## Short exercise:
Your task is to copy every line of the records below that contains "structured".

── Data shown ──

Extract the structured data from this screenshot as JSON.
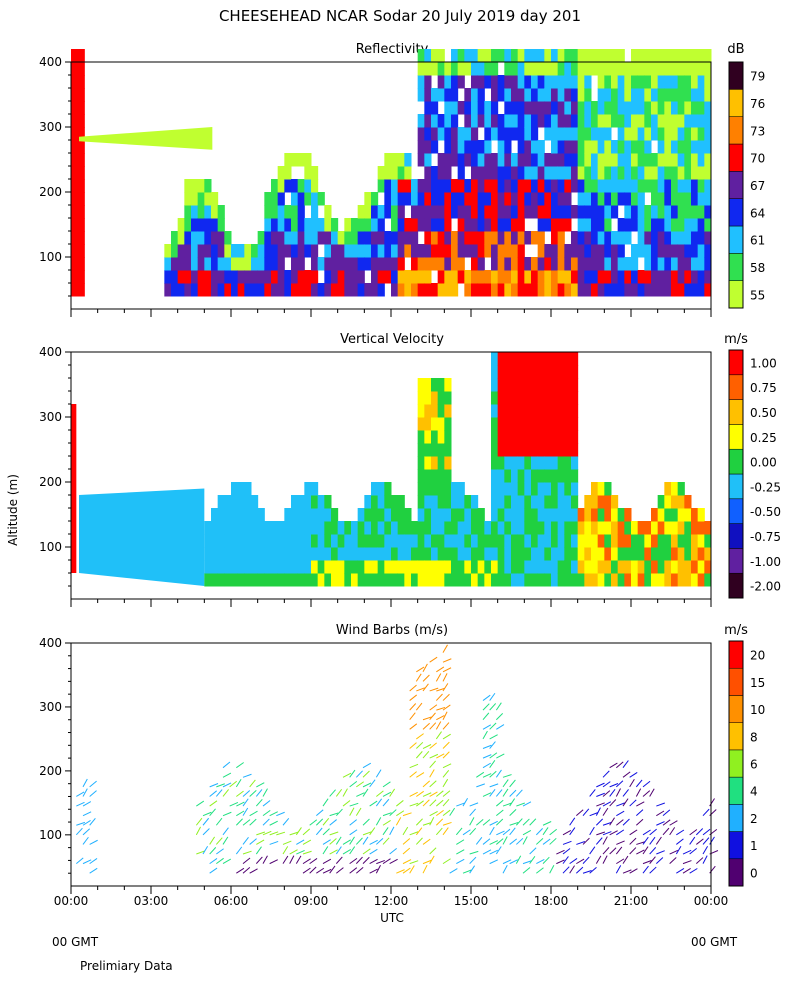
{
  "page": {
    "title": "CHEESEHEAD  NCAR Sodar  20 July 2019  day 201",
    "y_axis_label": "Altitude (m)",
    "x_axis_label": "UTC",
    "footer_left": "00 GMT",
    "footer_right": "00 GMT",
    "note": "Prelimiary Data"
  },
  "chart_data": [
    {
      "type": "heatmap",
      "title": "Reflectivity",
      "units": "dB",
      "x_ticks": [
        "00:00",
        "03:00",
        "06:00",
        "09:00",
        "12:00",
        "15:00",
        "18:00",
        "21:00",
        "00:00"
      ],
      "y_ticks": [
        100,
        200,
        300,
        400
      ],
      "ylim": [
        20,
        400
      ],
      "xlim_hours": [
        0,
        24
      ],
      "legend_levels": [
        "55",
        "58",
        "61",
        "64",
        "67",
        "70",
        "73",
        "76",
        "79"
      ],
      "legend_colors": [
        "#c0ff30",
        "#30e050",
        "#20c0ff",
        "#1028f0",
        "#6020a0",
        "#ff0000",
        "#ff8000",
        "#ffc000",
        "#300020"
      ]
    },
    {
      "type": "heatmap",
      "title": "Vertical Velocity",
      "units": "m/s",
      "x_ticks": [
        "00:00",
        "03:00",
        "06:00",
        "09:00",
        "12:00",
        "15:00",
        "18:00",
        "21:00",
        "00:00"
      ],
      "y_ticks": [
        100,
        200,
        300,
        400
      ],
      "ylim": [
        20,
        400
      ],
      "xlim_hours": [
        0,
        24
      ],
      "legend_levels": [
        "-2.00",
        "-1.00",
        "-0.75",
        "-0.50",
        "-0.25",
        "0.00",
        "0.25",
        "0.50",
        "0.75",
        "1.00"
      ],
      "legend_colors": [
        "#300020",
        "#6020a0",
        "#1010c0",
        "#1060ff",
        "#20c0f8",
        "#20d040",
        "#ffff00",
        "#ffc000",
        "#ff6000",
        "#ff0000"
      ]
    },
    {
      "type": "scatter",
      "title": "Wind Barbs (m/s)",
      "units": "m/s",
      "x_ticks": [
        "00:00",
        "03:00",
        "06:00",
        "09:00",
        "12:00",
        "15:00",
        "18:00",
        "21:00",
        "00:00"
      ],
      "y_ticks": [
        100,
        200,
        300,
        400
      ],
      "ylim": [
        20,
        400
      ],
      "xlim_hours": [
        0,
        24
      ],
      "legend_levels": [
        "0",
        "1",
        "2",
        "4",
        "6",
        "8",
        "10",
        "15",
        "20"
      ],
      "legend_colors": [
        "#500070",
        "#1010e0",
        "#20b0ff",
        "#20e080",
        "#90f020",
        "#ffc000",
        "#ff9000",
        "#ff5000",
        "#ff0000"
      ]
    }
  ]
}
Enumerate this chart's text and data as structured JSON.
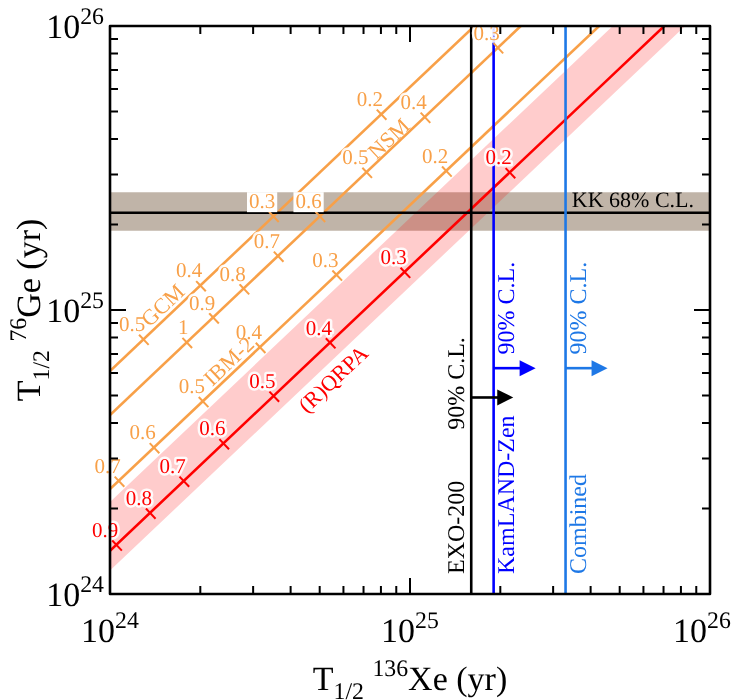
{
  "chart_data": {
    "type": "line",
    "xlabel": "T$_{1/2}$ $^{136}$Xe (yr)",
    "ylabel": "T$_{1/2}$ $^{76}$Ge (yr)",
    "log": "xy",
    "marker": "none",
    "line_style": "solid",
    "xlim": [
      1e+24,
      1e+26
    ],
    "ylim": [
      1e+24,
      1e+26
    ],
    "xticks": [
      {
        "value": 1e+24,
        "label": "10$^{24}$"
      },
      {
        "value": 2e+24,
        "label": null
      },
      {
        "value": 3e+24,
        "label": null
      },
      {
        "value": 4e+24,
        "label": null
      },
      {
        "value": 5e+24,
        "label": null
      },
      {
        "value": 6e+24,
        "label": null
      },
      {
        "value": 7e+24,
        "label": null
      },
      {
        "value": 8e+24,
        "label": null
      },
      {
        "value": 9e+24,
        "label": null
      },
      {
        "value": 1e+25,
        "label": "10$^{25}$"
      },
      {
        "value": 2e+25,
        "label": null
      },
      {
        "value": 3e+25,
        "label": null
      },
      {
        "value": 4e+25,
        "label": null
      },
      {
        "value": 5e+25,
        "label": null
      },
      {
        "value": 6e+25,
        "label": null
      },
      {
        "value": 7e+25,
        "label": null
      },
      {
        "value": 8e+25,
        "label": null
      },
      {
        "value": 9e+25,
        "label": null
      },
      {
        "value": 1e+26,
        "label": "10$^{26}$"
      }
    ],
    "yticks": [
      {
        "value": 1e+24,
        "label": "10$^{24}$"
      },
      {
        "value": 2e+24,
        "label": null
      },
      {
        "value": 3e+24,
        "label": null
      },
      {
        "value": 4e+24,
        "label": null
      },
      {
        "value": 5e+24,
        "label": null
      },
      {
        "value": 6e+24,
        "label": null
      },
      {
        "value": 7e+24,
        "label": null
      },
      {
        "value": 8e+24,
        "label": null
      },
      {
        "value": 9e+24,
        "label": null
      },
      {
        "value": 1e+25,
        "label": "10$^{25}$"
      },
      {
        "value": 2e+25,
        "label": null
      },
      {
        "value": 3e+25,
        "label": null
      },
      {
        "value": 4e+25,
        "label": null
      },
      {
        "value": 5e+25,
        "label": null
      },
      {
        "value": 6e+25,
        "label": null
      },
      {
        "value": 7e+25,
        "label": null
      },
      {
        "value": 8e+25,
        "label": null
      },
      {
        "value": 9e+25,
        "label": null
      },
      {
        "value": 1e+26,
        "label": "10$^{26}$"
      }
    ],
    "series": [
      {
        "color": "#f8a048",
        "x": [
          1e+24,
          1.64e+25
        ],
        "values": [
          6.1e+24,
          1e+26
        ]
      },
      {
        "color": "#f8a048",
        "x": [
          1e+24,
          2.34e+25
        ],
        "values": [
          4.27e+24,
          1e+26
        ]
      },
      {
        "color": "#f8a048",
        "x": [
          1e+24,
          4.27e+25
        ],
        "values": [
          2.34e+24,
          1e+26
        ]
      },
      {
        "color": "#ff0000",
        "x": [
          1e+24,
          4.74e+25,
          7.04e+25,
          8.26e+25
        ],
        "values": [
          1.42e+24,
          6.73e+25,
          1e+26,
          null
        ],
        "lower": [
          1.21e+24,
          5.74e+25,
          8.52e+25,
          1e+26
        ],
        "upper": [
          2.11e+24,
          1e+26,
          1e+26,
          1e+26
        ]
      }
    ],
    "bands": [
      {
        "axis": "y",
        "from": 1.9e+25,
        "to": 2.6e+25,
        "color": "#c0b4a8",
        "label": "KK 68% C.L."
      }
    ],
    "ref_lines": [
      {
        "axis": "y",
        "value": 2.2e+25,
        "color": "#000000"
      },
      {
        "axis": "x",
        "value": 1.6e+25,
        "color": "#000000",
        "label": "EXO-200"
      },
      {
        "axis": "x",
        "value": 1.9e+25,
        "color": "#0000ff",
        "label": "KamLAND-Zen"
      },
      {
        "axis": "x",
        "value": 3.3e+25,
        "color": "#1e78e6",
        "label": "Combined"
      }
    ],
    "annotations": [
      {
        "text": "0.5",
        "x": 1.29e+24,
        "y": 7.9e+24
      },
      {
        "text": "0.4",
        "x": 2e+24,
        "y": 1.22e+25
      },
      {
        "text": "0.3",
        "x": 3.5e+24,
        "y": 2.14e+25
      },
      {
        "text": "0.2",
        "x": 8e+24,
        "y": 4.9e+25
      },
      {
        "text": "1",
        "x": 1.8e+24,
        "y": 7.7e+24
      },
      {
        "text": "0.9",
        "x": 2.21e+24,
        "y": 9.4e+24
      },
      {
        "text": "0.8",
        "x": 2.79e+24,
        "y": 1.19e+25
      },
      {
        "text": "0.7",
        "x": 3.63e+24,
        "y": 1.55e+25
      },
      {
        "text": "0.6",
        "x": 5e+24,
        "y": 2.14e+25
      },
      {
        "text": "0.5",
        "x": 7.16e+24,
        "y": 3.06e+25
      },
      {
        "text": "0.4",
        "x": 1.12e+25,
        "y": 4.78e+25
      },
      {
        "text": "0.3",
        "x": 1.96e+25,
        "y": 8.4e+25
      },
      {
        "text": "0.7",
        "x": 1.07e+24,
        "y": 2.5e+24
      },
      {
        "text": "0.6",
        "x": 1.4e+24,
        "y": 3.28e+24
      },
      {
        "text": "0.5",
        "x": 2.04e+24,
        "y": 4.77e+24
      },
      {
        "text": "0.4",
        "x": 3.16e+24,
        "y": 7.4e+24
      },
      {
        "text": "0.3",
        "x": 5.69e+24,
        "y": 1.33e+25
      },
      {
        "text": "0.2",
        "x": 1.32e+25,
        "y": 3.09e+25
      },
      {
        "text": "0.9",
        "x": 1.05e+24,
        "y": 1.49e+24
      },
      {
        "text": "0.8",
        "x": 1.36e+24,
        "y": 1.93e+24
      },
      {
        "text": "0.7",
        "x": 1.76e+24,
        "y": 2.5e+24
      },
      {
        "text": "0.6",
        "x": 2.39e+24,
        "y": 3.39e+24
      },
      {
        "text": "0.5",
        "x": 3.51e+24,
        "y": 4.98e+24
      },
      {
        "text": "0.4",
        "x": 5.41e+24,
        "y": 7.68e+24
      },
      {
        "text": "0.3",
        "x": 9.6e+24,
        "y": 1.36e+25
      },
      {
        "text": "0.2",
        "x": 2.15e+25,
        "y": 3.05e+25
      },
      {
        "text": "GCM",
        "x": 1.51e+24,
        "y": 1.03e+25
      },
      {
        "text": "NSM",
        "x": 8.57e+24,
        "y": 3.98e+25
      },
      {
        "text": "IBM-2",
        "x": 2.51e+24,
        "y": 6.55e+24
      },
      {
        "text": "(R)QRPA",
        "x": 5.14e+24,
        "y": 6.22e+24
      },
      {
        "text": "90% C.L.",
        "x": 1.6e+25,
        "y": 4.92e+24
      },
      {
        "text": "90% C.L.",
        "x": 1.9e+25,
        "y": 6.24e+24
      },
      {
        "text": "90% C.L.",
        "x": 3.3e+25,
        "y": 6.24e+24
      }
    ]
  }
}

───

## Full output:
Extract the structured data from this screenshot as JSON.
Enumerate this chart's text and data as structured JSON.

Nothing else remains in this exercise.